Data excerpts

******

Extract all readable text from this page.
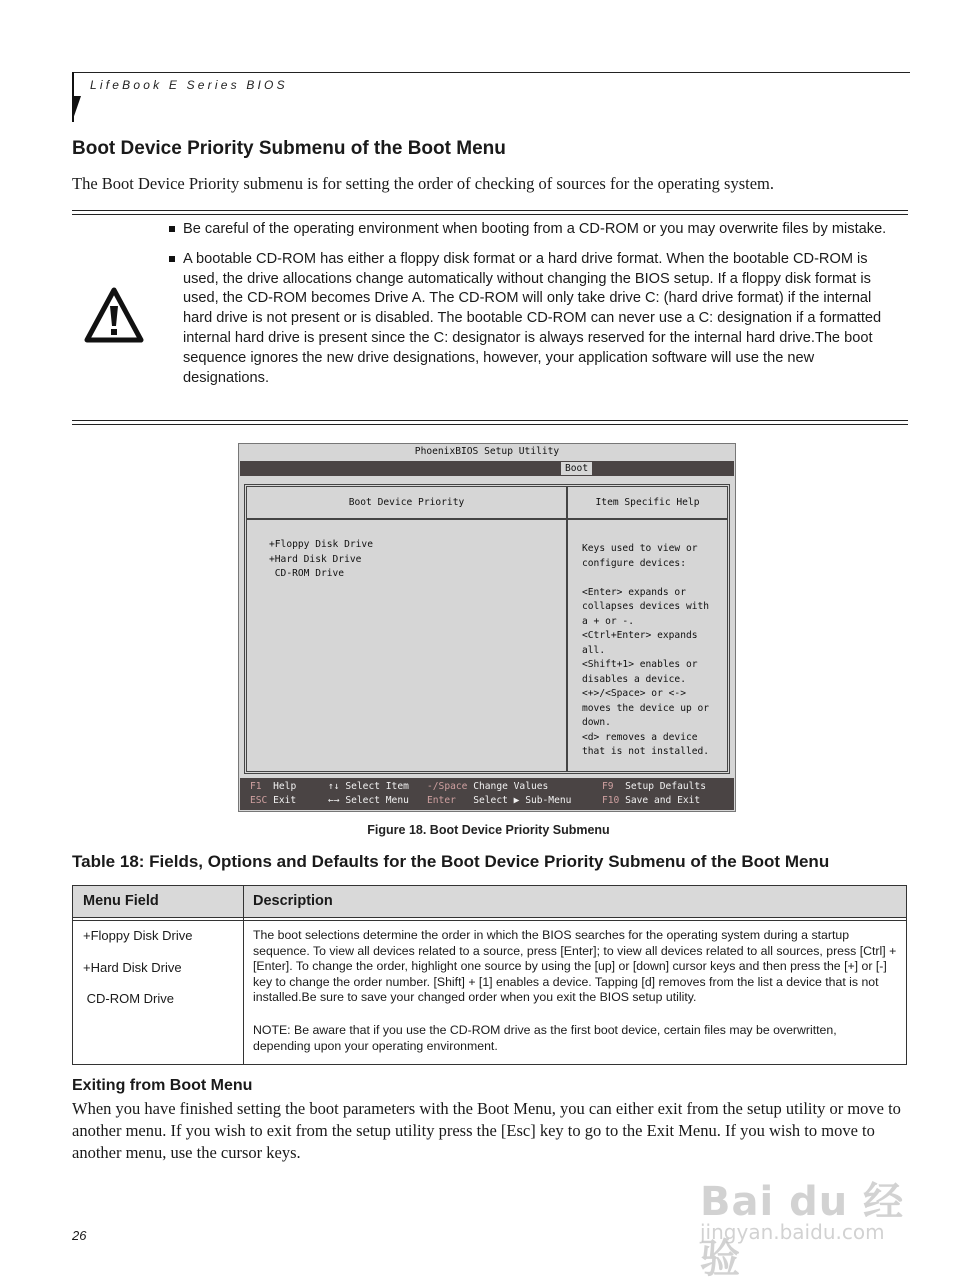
LifeBook E Series BIOS
Boot Device Priority Submenu of the Boot Menu
The Boot Device Priority submenu is for setting the order of checking of sources for the operating system.
Be careful of the operating environment when booting from a CD-ROM or you may overwrite files by mistake.
A bootable CD-ROM has either a floppy disk format or a hard drive format. When the bootable CD-ROM is used, the drive allocations change automatically without changing the BIOS setup. If a floppy disk format is used, the CD-ROM becomes Drive A. The CD-ROM will only take drive C: (hard drive format) if the internal hard drive is not present or is disabled. The bootable CD-ROM can never use a C: designation if a formatted internal hard drive is present since the C: designator is always reserved for the internal hard drive.The boot sequence ignores the new drive designations, however, your application software will use the new designations.
PhoenixBIOS Setup Utility
Boot
Boot Device Priority
+Floppy Disk Drive
+Hard Disk Drive
CD-ROM Drive
Item Specific Help
Keys used to view or
configure devices:

<Enter> expands or
collapses devices with
a + or -.
<Ctrl+Enter> expands
all.
<Shift+1> enables or
disables a device.
<+>/<Space> or <->
moves the device up or
down.
<d> removes a device
that is not installed.
F1 Help	↑↓ Select Item -/Space Change Values	F9 Setup Defaults
ESC Exit	←→ Select Menu Enter Select ▶ Sub-Menu	F10 Save and Exit
Figure 18. Boot Device Priority Submenu
Table 18: Fields, Options and Defaults for the Boot Device Priority Submenu of the Boot Menu
Menu Field	Description
+Floppy Disk Drive
+Hard Disk Drive
CD-ROM Drive
The boot selections determine the order in which the BIOS searches for the operating system during a startup sequence. To view all devices related to a source, press [Enter]; to view all devices related to all sources, press [Ctrl] + [Enter]. To change the order, highlight one source by using the [up] or [down] cursor keys and then press the [+] or [-] key to change the order number. [Shift] + [1] enables a device. Tapping [d] removes from the list a device that is not installed.Be sure to save your changed order when you exit the BIOS setup utility.
NOTE: Be aware that if you use the CD-ROM drive as the first boot device, certain files may be overwritten, depending upon your operating environment.
Exiting from Boot Menu
When you have finished setting the boot parameters with the Boot Menu, you can either exit from the setup utility or move to another menu. If you wish to exit from the setup utility press the [Esc] key to go to the Exit Menu. If you wish to move to another menu, use the cursor keys.
26
Bai du 经验
jingyan.baidu.com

******

Copy each line exactly, and leave the pictures out of your copy.

Extract all readable text from this page.
LifeBook E Series BIOS
Boot Device Priority Submenu of the Boot Menu
The Boot Device Priority submenu is for setting the order of checking of sources for the operating system.
Be careful of the operating environment when booting from a CD-ROM or you may overwrite files by mistake.
A bootable CD-ROM has either a floppy disk format or a hard drive format. When the bootable CD-ROM is used, the drive allocations change automatically without changing the BIOS setup. If a floppy disk format is used, the CD-ROM becomes Drive A. The CD-ROM will only take drive C: (hard drive format) if the internal hard drive is not present or is disabled. The bootable CD-ROM can never use a C: designation if a formatted internal hard drive is present since the C: designator is always reserved for the internal hard drive.The boot sequence ignores the new drive designations, however, your application software will use the new designations.
PhoenixBIOS Setup Utility
Boot
Boot Device Priority
+Floppy Disk Drive
+Hard Disk Drive
CD-ROM Drive
Item Specific Help
Keys used to view or
configure devices:

<Enter> expands or
collapses devices with
a + or -.
<Ctrl+Enter> expands
all.
<Shift+1> enables or
disables a device.
<+>/<Space> or <->
moves the device up or
down.
<d> removes a device
that is not installed.
F1 Help	↑↓ Select Item -/Space Change Values	F9 Setup Defaults
ESC Exit	←→ Select Menu Enter Select ▶ Sub-Menu	F10 Save and Exit
Figure 18. Boot Device Priority Submenu
Table 18: Fields, Options and Defaults for the Boot Device Priority Submenu of the Boot Menu
Menu Field	Description
+Floppy Disk Drive
+Hard Disk Drive
CD-ROM Drive
The boot selections determine the order in which the BIOS searches for the operating system during a startup sequence. To view all devices related to a source, press [Enter]; to view all devices related to all sources, press [Ctrl] + [Enter]. To change the order, highlight one source by using the [up] or [down] cursor keys and then press the [+] or [-] key to change the order number. [Shift] + [1] enables a device. Tapping [d] removes from the list a device that is not installed.Be sure to save your changed order when you exit the BIOS setup utility.
NOTE: Be aware that if you use the CD-ROM drive as the first boot device, certain files may be overwritten, depending upon your operating environment.
Exiting from Boot Menu
When you have finished setting the boot parameters with the Boot Menu, you can either exit from the setup utility or move to another menu. If you wish to exit from the setup utility press the [Esc] key to go to the Exit Menu. If you wish to move to another menu, use the cursor keys.
26
Bai du 经验
jingyan.baidu.com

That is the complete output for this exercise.